## Stated problem
Check each line of the records below and collect those holding "Schedules".

## Entries shown
= = = =

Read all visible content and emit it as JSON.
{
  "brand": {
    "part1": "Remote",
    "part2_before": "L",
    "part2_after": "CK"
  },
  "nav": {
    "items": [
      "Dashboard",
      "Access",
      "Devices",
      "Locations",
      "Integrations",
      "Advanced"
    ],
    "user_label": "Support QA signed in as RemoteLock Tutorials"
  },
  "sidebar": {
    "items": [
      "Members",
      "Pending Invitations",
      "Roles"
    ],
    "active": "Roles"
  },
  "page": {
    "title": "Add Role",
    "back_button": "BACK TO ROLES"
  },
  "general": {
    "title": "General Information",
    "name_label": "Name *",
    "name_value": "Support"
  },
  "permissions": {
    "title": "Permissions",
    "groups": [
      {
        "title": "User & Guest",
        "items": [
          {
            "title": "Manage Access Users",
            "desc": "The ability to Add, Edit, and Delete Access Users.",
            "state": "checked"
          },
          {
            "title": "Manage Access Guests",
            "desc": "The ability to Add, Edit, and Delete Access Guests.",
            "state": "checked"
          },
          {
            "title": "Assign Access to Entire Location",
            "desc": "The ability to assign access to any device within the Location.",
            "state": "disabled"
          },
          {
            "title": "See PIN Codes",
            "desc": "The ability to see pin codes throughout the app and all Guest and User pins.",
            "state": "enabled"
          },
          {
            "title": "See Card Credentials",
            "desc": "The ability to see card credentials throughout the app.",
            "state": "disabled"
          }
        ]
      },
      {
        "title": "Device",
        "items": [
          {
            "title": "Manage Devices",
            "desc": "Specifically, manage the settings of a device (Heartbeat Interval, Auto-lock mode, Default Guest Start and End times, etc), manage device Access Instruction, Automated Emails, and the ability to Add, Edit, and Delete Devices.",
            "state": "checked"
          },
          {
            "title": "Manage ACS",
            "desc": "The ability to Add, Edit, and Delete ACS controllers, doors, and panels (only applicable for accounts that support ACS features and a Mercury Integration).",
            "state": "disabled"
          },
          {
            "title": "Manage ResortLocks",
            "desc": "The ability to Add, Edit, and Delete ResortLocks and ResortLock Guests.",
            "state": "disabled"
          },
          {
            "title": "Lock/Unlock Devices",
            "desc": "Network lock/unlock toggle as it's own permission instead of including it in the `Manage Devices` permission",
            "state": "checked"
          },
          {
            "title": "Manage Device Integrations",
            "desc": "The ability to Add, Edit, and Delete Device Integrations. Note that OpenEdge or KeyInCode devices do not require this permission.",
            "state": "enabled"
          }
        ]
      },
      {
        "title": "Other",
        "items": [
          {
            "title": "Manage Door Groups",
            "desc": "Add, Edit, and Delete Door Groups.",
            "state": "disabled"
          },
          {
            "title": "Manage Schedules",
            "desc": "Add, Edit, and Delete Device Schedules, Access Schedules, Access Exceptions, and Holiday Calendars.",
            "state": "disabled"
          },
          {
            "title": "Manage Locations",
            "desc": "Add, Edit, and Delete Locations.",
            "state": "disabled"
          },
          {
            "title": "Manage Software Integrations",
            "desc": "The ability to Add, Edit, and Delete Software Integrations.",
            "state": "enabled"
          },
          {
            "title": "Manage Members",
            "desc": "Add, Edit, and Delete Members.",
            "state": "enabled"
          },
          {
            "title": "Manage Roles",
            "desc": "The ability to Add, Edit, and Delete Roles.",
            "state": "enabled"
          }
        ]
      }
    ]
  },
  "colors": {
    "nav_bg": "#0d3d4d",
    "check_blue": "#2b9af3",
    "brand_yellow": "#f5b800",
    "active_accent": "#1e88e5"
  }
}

= = = =

## Output for this exercise
            "title": "Manage Schedules",
            "desc": "Add, Edit, and Delete Device Schedules, Access Schedules, Access Exceptions, and Holiday Calendars.",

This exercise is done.